EXERCISE INSTRUCTIONS >> Write out the whole listing again, exactly as given.

MATERIAL FOR THIS TASK >>
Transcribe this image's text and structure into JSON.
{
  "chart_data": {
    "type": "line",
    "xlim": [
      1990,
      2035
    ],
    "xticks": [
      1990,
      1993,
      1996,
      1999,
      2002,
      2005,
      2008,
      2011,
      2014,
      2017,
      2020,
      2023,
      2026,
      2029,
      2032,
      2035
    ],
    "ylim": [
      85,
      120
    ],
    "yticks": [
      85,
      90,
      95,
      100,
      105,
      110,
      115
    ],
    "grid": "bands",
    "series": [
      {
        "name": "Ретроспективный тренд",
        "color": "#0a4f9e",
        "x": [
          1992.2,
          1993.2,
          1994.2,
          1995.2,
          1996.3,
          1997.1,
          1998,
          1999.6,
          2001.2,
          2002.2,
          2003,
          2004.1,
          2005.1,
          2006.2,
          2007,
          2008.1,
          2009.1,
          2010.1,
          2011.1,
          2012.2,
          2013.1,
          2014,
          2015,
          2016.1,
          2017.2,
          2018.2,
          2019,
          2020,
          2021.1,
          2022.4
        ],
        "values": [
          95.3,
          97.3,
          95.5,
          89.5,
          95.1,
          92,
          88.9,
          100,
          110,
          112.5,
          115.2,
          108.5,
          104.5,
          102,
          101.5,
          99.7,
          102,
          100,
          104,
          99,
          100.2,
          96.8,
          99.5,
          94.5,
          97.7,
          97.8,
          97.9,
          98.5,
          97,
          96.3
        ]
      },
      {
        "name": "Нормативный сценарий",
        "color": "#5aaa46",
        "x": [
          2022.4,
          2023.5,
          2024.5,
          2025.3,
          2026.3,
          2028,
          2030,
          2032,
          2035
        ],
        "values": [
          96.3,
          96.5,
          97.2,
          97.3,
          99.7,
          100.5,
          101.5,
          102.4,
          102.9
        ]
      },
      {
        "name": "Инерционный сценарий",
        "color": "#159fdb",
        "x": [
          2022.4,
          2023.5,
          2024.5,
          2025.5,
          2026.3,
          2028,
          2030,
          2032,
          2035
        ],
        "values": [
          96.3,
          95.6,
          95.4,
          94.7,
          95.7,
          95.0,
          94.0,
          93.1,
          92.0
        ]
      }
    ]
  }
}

ANSWER TO THE EXERCISE >>
Transcribe this image's text and structure into JSON.
{
  "chart_data": {
    "type": "line",
    "xlim": [
      1990,
      2035
    ],
    "xticks": [
      1990,
      1993,
      1996,
      1999,
      2002,
      2005,
      2008,
      2011,
      2014,
      2017,
      2020,
      2023,
      2026,
      2029,
      2032,
      2035
    ],
    "ylim": [
      85,
      120
    ],
    "yticks": [
      85,
      90,
      95,
      100,
      105,
      110,
      115
    ],
    "grid": "bands",
    "series": [
      {
        "name": "Ретроспективный тренд",
        "color": "#0a4f9e",
        "x": [
          1992.2,
          1993.2,
          1994.2,
          1995.2,
          1996.3,
          1997.1,
          1998,
          1999.6,
          2001.2,
          2002.2,
          2003,
          2004.1,
          2005.1,
          2006.2,
          2007,
          2008.1,
          2009.1,
          2010.1,
          2011.1,
          2012.2,
          2013.1,
          2014,
          2015,
          2016.1,
          2017.2,
          2018.2,
          2019,
          2020,
          2021.1,
          2022.4
        ],
        "values": [
          95.3,
          97.3,
          95.5,
          89.5,
          95.1,
          92,
          88.9,
          100,
          110,
          112.5,
          115.2,
          108.5,
          104.5,
          102,
          101.5,
          99.7,
          102,
          100,
          104,
          99,
          100.2,
          96.8,
          99.5,
          94.5,
          97.7,
          97.8,
          97.9,
          98.5,
          97,
          96.3
        ]
      },
      {
        "name": "Нормативный сценарий",
        "color": "#5aaa46",
        "x": [
          2022.4,
          2023.5,
          2024.5,
          2025.3,
          2026.3,
          2028,
          2030,
          2032,
          2035
        ],
        "values": [
          96.3,
          96.5,
          97.2,
          97.3,
          99.7,
          100.5,
          101.5,
          102.4,
          102.9
        ]
      },
      {
        "name": "Инерционный сценарий",
        "color": "#159fdb",
        "x": [
          2022.4,
          2023.5,
          2024.5,
          2025.5,
          2026.3,
          2028,
          2030,
          2032,
          2035
        ],
        "values": [
          96.3,
          95.6,
          95.4,
          94.7,
          95.7,
          95.0,
          94.0,
          93.1,
          92.0
        ]
      }
    ]
  }
}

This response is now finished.